> _Problem requirements_
Look through the listing and locate every line containing the word "from"; copy those lines.

> _Exercise materials_
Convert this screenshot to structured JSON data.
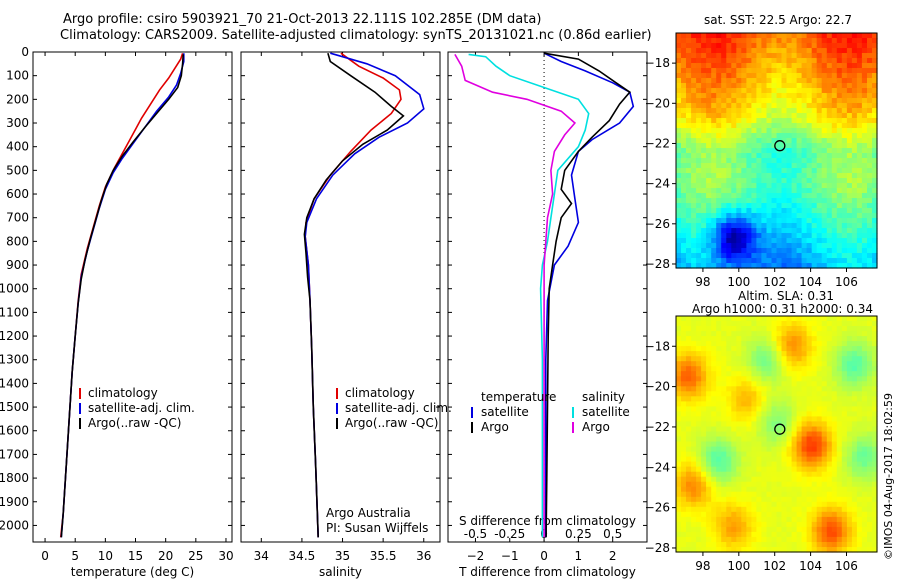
{
  "titles": {
    "line1": "Argo profile: csiro 5903921_70 21-Oct-2013 22.111S 102.285E (DM data)",
    "line2": "Climatology: CARS2009. Satellite-adjusted climatology: synTS_20131021.nc (0.86d earlier)"
  },
  "colors": {
    "climatology": "#e00000",
    "satellite": "#0000e0",
    "argo": "#000000",
    "s_sat": "#00e0e0",
    "s_argo": "#e000e0"
  },
  "chart_data": [
    {
      "type": "line",
      "id": "temperature",
      "xlabel": "temperature (deg C)",
      "ylabel": "",
      "xlim": [
        -2,
        31
      ],
      "ylim": [
        2070,
        0
      ],
      "xticks": [
        0,
        5,
        10,
        15,
        20,
        25,
        30
      ],
      "yticks": [
        0,
        100,
        200,
        300,
        400,
        500,
        600,
        700,
        800,
        900,
        1000,
        1100,
        1200,
        1300,
        1400,
        1500,
        1600,
        1700,
        1800,
        1900,
        2000
      ],
      "legend": [
        "climatology",
        "satellite-adj. clim.",
        "Argo(..raw -QC)"
      ],
      "series": [
        {
          "name": "climatology",
          "color": "#e00000",
          "points": [
            [
              22.8,
              5
            ],
            [
              22.5,
              30
            ],
            [
              21.5,
              70
            ],
            [
              20.5,
              110
            ],
            [
              19,
              160
            ],
            [
              17.5,
              220
            ],
            [
              16,
              280
            ],
            [
              14.5,
              350
            ],
            [
              13,
              420
            ],
            [
              11.5,
              490
            ],
            [
              10,
              570
            ],
            [
              9,
              650
            ],
            [
              8,
              740
            ],
            [
              7,
              830
            ],
            [
              6,
              940
            ],
            [
              5.5,
              1050
            ],
            [
              5,
              1200
            ],
            [
              4.5,
              1350
            ],
            [
              4,
              1550
            ],
            [
              3.5,
              1750
            ],
            [
              3,
              1950
            ],
            [
              2.6,
              2050
            ]
          ]
        },
        {
          "name": "satellite-adj. clim.",
          "color": "#0000e0",
          "points": [
            [
              23,
              5
            ],
            [
              23,
              40
            ],
            [
              22.5,
              90
            ],
            [
              21.8,
              140
            ],
            [
              20.5,
              190
            ],
            [
              18.5,
              250
            ],
            [
              16.5,
              320
            ],
            [
              14.5,
              390
            ],
            [
              12.8,
              450
            ],
            [
              11.3,
              510
            ],
            [
              10,
              580
            ],
            [
              9,
              660
            ],
            [
              8,
              750
            ],
            [
              7,
              840
            ],
            [
              6,
              950
            ],
            [
              5.5,
              1060
            ],
            [
              5,
              1200
            ],
            [
              4.5,
              1350
            ],
            [
              4,
              1550
            ],
            [
              3.5,
              1750
            ],
            [
              3,
              1950
            ],
            [
              2.7,
              2050
            ]
          ]
        },
        {
          "name": "Argo(..raw -QC)",
          "color": "#000000",
          "points": [
            [
              22.9,
              10
            ],
            [
              22.8,
              50
            ],
            [
              22.6,
              100
            ],
            [
              22,
              150
            ],
            [
              20.5,
              200
            ],
            [
              18.5,
              260
            ],
            [
              16.5,
              320
            ],
            [
              14.6,
              380
            ],
            [
              12.8,
              440
            ],
            [
              11.3,
              500
            ],
            [
              10.2,
              560
            ],
            [
              9.3,
              630
            ],
            [
              8.4,
              710
            ],
            [
              7.5,
              790
            ],
            [
              6.6,
              880
            ],
            [
              6,
              960
            ],
            [
              5.5,
              1060
            ],
            [
              5,
              1200
            ],
            [
              4.5,
              1350
            ],
            [
              4,
              1550
            ],
            [
              3.5,
              1750
            ],
            [
              3,
              1950
            ],
            [
              2.7,
              2050
            ]
          ]
        }
      ]
    },
    {
      "type": "line",
      "id": "salinity",
      "xlabel": "salinity",
      "ylabel": "",
      "xlim": [
        33.75,
        36.2
      ],
      "ylim": [
        2070,
        0
      ],
      "xticks": [
        34,
        34.5,
        35,
        35.5,
        36
      ],
      "xticklabels": [
        "34",
        "34.5",
        "35",
        "35.5",
        "36"
      ],
      "legend": [
        "climatology",
        "satellite-adj. clim.",
        "Argo(..raw -QC)"
      ],
      "annotations": [
        "Argo Australia",
        "PI: Susan Wijffels"
      ],
      "series": [
        {
          "name": "climatology",
          "color": "#e00000",
          "points": [
            [
              34.98,
              5
            ],
            [
              35.2,
              60
            ],
            [
              35.5,
              110
            ],
            [
              35.7,
              160
            ],
            [
              35.72,
              200
            ],
            [
              35.6,
              260
            ],
            [
              35.35,
              330
            ],
            [
              35.1,
              420
            ],
            [
              34.85,
              520
            ],
            [
              34.65,
              620
            ],
            [
              34.55,
              720
            ],
            [
              34.54,
              780
            ],
            [
              34.58,
              900
            ],
            [
              34.6,
              1050
            ],
            [
              34.62,
              1250
            ],
            [
              34.64,
              1500
            ],
            [
              34.67,
              1750
            ],
            [
              34.7,
              2050
            ]
          ]
        },
        {
          "name": "satellite-adj. clim.",
          "color": "#0000e0",
          "points": [
            [
              34.85,
              5
            ],
            [
              35,
              20
            ],
            [
              35.3,
              50
            ],
            [
              35.65,
              100
            ],
            [
              35.95,
              180
            ],
            [
              36,
              240
            ],
            [
              35.8,
              300
            ],
            [
              35.45,
              360
            ],
            [
              35.15,
              430
            ],
            [
              34.88,
              520
            ],
            [
              34.68,
              620
            ],
            [
              34.56,
              720
            ],
            [
              34.54,
              780
            ],
            [
              34.58,
              900
            ],
            [
              34.6,
              1050
            ],
            [
              34.62,
              1250
            ],
            [
              34.64,
              1500
            ],
            [
              34.67,
              1750
            ],
            [
              34.7,
              2050
            ]
          ]
        },
        {
          "name": "Argo(..raw -QC)",
          "color": "#000000",
          "points": [
            [
              34.82,
              5
            ],
            [
              34.85,
              40
            ],
            [
              35.1,
              100
            ],
            [
              35.4,
              170
            ],
            [
              35.6,
              230
            ],
            [
              35.75,
              270
            ],
            [
              35.55,
              330
            ],
            [
              35.25,
              390
            ],
            [
              35,
              460
            ],
            [
              34.8,
              540
            ],
            [
              34.65,
              620
            ],
            [
              34.56,
              700
            ],
            [
              34.53,
              770
            ],
            [
              34.55,
              850
            ],
            [
              34.57,
              950
            ],
            [
              34.6,
              1050
            ],
            [
              34.62,
              1250
            ],
            [
              34.64,
              1500
            ],
            [
              34.67,
              1750
            ],
            [
              34.7,
              2050
            ]
          ]
        }
      ]
    },
    {
      "type": "line",
      "id": "difference",
      "xlabel": "T difference from climatology",
      "xlabel2": "S difference from climatology",
      "xlim": [
        -2.8,
        3.0
      ],
      "ylim": [
        2070,
        0
      ],
      "xticks": [
        -2,
        -1,
        0,
        1,
        2
      ],
      "sticks": [
        -0.5,
        -0.25,
        0,
        0.25,
        0.5
      ],
      "sticklabels": [
        "-0.5",
        "-0.25",
        "0",
        "0.25",
        "0.5"
      ],
      "legend_headers": [
        "temperature",
        "salinity"
      ],
      "legend": [
        "satellite",
        "Argo",
        "satellite",
        "Argo"
      ],
      "series": [
        {
          "name": "satellite",
          "group": "temperature",
          "color": "#0000e0",
          "points": [
            [
              0,
              5
            ],
            [
              0.5,
              40
            ],
            [
              1.2,
              80
            ],
            [
              2,
              130
            ],
            [
              2.5,
              170
            ],
            [
              2.6,
              230
            ],
            [
              2.2,
              300
            ],
            [
              1.4,
              370
            ],
            [
              1,
              420
            ],
            [
              0.8,
              520
            ],
            [
              0.9,
              620
            ],
            [
              1,
              720
            ],
            [
              0.7,
              820
            ],
            [
              0.3,
              900
            ],
            [
              0.1,
              1050
            ],
            [
              0.05,
              1300
            ],
            [
              0.05,
              1600
            ],
            [
              0.05,
              2050
            ]
          ]
        },
        {
          "name": "Argo",
          "group": "temperature",
          "color": "#000000",
          "points": [
            [
              0,
              5
            ],
            [
              1,
              30
            ],
            [
              1.6,
              80
            ],
            [
              2.1,
              130
            ],
            [
              2.5,
              170
            ],
            [
              2.2,
              220
            ],
            [
              1.9,
              290
            ],
            [
              1.4,
              360
            ],
            [
              1,
              420
            ],
            [
              0.6,
              500
            ],
            [
              0.5,
              580
            ],
            [
              0.8,
              640
            ],
            [
              0.5,
              700
            ],
            [
              0.35,
              800
            ],
            [
              0.25,
              900
            ],
            [
              0.15,
              1000
            ],
            [
              0.12,
              1200
            ],
            [
              0.1,
              1500
            ],
            [
              0.08,
              1800
            ],
            [
              0.06,
              2050
            ]
          ]
        },
        {
          "name": "satellite",
          "group": "salinity",
          "color": "#00e0e0",
          "points": [
            [
              -2.2,
              10
            ],
            [
              -1.7,
              20
            ],
            [
              -1.4,
              60
            ],
            [
              -1,
              100
            ],
            [
              0,
              150
            ],
            [
              1,
              200
            ],
            [
              1.3,
              260
            ],
            [
              1.2,
              330
            ],
            [
              1,
              400
            ],
            [
              0.4,
              500
            ],
            [
              0.3,
              600
            ],
            [
              0.2,
              700
            ],
            [
              0.1,
              800
            ],
            [
              -0.05,
              900
            ],
            [
              -0.1,
              1000
            ],
            [
              -0.05,
              1300
            ],
            [
              -0.05,
              1600
            ],
            [
              -0.05,
              1900
            ],
            [
              -0.05,
              2050
            ]
          ]
        },
        {
          "name": "Argo",
          "group": "salinity",
          "color": "#e000e0",
          "points": [
            [
              -2.6,
              10
            ],
            [
              -2.4,
              60
            ],
            [
              -2.3,
              120
            ],
            [
              -1.5,
              170
            ],
            [
              -0.5,
              200
            ],
            [
              0.5,
              250
            ],
            [
              0.9,
              300
            ],
            [
              0.6,
              350
            ],
            [
              0.3,
              420
            ],
            [
              0.2,
              500
            ],
            [
              0.25,
              600
            ],
            [
              0.1,
              700
            ],
            [
              0.05,
              800
            ],
            [
              0,
              900
            ],
            [
              0,
              1100
            ],
            [
              0,
              1400
            ],
            [
              0,
              1700
            ],
            [
              0,
              2050
            ]
          ]
        }
      ]
    },
    {
      "type": "heatmap",
      "id": "sst",
      "title": "sat. SST: 22.5 Argo: 22.7",
      "xlim": [
        96.5,
        107.7
      ],
      "ylim": [
        -28.2,
        -16.5
      ],
      "xticks": [
        98,
        100,
        102,
        104,
        106
      ],
      "yticks": [
        -18,
        -20,
        -22,
        -24,
        -26,
        -28
      ],
      "marker": [
        102.285,
        -22.111
      ]
    },
    {
      "type": "heatmap",
      "id": "sla",
      "title": "Altim. SLA: 0.31",
      "subtitle": "Argo h1000: 0.31 h2000: 0.34",
      "xlim": [
        96.5,
        107.7
      ],
      "ylim": [
        -28.2,
        -16.5
      ],
      "xticks": [
        98,
        100,
        102,
        104,
        106
      ],
      "yticks": [
        -18,
        -20,
        -22,
        -24,
        -26,
        -28
      ],
      "marker": [
        102.285,
        -22.111
      ]
    }
  ],
  "footer": {
    "credit": "©IMOS 04-Aug-2017 18:02:59"
  }
}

> _Response to the exercise_
      "xlabel": "T difference from climatology",
      "xlabel2": "S difference from climatology",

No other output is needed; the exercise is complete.